:: WORK TO DO ::
Each line containing the word "this" should be found and copied.

:: PROVIDED INFORMATION ::
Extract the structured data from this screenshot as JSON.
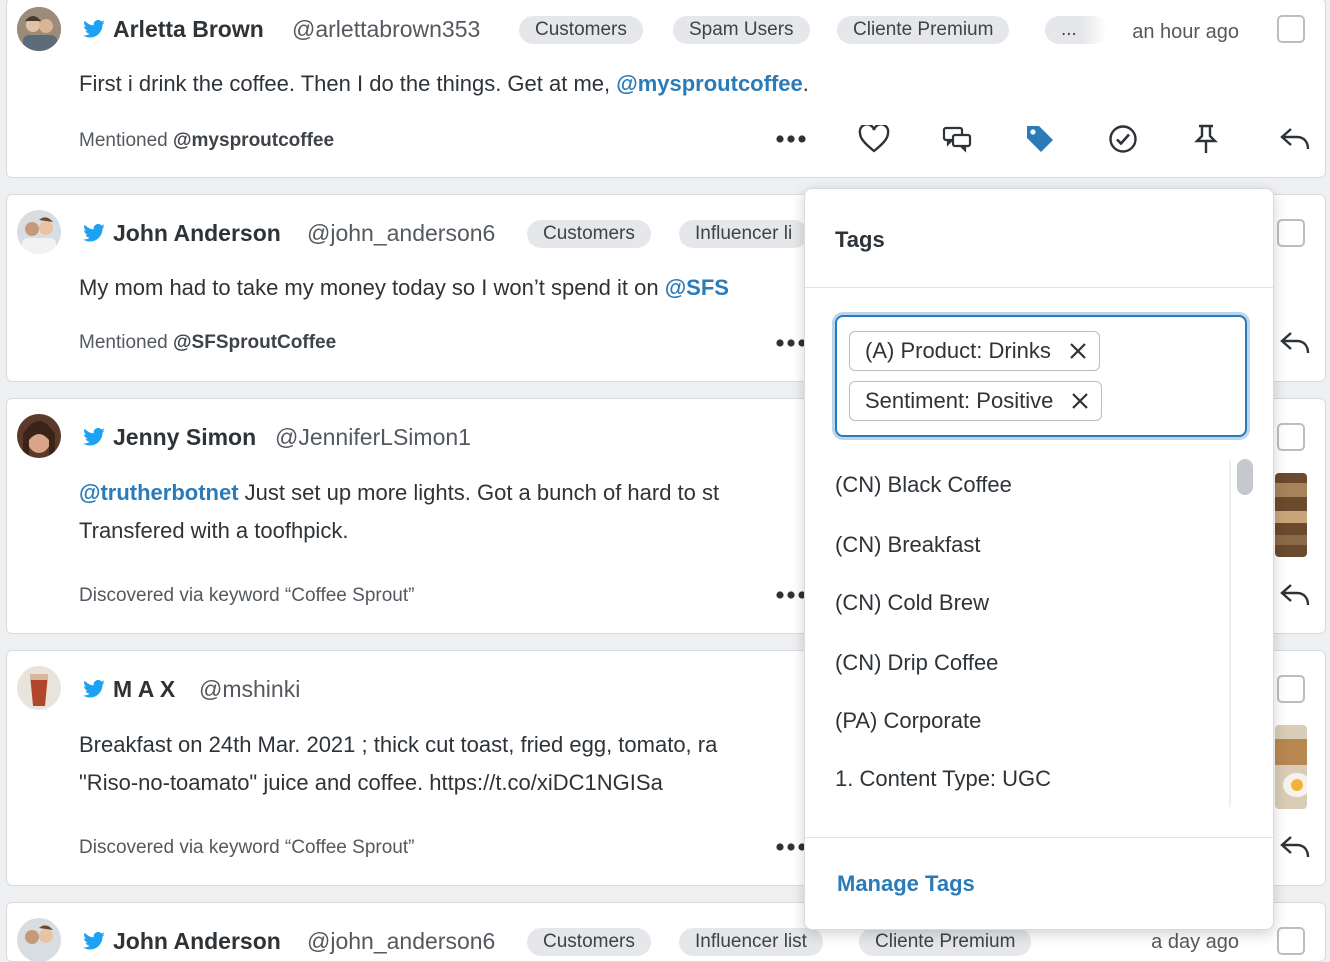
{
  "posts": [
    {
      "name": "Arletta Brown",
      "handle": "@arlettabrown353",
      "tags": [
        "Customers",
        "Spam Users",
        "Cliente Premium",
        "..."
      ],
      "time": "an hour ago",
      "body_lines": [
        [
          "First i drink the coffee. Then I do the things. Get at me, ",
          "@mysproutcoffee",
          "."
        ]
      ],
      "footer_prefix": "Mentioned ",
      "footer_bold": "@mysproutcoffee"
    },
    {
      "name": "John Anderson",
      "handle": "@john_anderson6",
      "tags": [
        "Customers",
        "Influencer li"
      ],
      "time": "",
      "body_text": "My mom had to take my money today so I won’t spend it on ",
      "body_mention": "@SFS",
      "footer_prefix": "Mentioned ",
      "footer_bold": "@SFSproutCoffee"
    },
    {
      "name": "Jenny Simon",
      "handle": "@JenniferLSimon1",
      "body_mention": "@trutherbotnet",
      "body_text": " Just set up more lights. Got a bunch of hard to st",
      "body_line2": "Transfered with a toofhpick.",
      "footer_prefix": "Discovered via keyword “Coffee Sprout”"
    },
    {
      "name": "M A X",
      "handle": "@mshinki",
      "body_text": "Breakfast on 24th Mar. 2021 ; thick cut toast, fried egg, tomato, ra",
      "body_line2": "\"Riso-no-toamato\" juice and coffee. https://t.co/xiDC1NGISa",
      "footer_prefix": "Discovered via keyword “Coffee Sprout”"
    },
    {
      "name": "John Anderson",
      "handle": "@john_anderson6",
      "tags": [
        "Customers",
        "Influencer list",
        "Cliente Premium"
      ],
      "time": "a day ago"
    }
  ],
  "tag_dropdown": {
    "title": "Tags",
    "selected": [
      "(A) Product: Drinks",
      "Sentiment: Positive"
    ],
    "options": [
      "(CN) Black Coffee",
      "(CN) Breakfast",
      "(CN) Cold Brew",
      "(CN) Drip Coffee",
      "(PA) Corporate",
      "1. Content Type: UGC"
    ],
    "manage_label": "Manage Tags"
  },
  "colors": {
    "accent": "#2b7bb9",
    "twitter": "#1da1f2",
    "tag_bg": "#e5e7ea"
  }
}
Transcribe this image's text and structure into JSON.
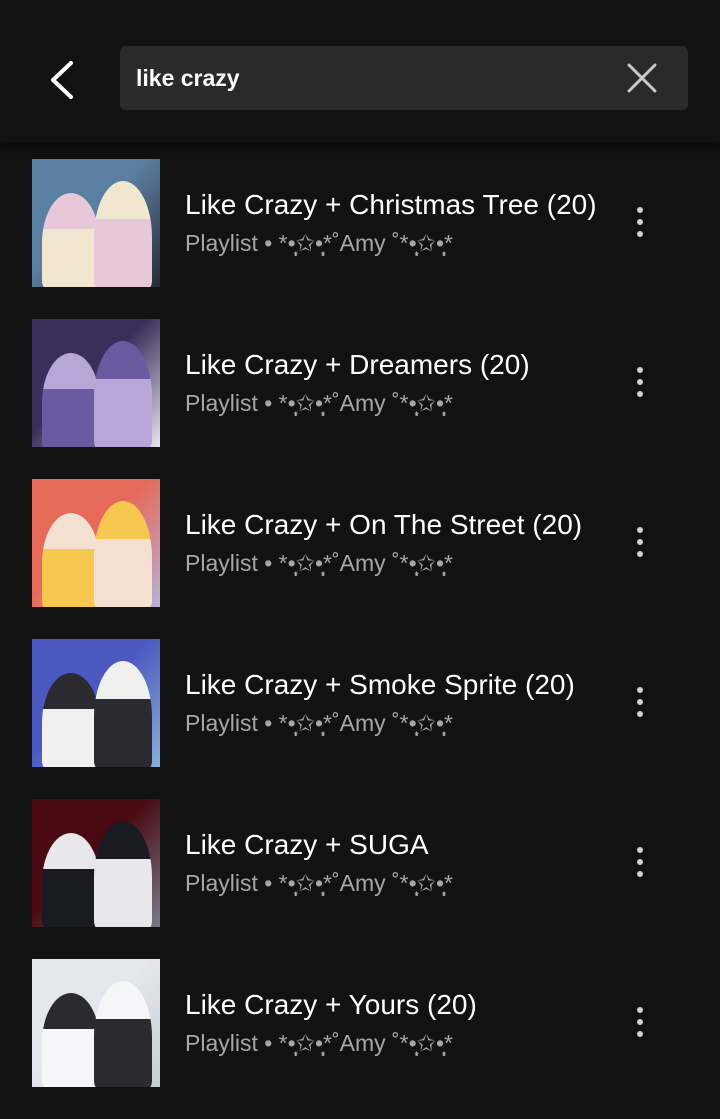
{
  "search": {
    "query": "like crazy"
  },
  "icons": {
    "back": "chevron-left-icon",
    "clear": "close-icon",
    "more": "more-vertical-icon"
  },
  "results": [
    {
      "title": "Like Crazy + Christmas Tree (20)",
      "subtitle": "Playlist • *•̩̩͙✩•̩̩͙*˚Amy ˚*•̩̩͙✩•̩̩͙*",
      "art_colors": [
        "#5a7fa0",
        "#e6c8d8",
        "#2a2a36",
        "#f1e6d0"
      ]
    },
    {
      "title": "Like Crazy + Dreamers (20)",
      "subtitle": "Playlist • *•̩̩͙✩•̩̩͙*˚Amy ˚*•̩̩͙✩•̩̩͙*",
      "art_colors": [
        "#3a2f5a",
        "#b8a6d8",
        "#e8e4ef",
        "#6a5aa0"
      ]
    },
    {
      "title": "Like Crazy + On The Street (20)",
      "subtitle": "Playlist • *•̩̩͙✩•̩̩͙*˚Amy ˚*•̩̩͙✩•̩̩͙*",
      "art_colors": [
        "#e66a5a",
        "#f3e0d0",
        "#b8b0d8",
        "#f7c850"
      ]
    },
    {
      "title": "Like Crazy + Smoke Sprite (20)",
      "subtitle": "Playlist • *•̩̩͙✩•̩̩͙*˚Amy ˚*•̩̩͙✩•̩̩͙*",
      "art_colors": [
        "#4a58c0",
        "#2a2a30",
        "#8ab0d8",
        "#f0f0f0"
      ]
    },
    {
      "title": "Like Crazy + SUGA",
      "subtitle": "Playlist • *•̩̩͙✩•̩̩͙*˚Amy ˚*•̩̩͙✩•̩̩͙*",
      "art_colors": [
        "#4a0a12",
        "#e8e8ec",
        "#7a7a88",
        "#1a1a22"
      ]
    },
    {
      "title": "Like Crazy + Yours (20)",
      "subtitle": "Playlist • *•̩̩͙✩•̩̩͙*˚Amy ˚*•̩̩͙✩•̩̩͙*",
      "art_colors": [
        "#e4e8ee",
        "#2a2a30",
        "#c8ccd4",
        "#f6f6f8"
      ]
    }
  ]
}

:: RESULT OF THE TASK ::
Extract the structured data from this screenshot as JSON.
Transcribe this image's text and structure into JSON.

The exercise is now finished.